— begin —

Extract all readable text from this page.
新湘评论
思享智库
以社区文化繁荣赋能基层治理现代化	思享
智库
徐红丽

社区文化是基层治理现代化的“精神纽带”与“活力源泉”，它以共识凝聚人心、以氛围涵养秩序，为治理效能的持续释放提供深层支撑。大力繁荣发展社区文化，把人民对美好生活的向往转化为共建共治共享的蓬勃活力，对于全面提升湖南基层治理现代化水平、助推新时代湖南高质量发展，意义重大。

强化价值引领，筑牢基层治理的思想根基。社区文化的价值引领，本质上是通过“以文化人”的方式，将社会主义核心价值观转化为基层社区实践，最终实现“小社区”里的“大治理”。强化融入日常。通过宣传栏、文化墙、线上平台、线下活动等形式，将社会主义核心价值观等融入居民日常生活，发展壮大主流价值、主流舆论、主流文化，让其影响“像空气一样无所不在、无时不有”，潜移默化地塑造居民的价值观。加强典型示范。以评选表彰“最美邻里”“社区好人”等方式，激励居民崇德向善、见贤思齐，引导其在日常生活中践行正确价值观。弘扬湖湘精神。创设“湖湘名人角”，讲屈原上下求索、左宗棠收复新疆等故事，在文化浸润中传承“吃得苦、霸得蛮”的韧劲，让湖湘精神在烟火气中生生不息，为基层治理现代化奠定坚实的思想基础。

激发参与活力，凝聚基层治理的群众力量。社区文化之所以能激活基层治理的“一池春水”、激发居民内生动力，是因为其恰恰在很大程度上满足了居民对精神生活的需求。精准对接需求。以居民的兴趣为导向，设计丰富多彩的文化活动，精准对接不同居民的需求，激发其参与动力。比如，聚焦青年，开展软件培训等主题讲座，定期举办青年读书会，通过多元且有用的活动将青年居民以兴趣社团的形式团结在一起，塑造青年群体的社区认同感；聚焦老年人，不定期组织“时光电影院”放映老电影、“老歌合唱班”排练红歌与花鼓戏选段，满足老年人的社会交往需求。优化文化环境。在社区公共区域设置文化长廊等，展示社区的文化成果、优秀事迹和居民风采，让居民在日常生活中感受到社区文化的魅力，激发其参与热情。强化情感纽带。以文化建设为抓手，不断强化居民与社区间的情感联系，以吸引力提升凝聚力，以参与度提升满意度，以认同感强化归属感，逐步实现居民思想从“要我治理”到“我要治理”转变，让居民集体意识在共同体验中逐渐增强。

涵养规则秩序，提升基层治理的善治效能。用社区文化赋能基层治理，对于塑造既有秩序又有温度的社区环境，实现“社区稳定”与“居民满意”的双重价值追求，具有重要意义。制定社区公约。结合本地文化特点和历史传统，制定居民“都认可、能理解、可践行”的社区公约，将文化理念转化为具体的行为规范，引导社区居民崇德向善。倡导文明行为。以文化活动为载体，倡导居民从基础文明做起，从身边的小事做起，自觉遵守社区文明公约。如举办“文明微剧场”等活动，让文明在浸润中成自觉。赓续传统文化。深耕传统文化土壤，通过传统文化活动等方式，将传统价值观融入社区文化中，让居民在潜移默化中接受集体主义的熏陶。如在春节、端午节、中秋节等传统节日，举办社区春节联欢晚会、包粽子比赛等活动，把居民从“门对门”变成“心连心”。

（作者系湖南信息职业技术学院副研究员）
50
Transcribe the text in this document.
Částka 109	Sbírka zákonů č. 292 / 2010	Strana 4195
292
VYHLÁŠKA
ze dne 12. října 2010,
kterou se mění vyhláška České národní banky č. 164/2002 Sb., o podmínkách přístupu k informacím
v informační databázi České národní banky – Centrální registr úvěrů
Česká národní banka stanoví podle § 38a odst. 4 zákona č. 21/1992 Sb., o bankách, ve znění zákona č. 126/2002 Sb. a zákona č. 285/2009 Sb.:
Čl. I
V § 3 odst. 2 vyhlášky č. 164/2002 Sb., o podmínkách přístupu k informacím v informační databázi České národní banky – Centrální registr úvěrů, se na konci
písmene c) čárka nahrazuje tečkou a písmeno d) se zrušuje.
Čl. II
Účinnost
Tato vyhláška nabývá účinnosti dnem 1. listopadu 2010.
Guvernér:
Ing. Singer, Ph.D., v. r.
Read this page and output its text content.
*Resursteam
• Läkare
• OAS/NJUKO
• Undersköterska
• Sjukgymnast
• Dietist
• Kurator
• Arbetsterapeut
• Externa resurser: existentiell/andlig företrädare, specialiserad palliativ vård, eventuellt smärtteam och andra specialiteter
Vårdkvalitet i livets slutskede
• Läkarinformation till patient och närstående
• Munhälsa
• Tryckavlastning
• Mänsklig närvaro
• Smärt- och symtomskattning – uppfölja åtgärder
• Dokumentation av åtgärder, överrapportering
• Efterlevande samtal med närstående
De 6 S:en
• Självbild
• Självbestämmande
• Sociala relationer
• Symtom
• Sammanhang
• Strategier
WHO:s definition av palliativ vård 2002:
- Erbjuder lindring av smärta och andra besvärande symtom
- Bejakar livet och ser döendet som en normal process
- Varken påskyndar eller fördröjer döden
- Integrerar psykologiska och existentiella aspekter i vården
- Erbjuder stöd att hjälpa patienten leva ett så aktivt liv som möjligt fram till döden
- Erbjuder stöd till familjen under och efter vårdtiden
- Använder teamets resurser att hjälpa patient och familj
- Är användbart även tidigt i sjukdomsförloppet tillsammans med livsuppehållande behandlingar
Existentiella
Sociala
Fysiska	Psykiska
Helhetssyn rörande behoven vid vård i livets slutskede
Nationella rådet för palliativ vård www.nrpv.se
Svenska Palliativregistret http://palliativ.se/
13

— end —

The exercise: In the material above, find the lines that contain "podmínkách" and show them.

The reply:
kterou se mění vyhláška České národní banky č. 164/2002 Sb., o podmínkách přístupu k informacím
V § 3 odst. 2 vyhlášky č. 164/2002 Sb., o podmínkách přístupu k informacím v informační databázi České národní banky – Centrální registr úvěrů, se na konci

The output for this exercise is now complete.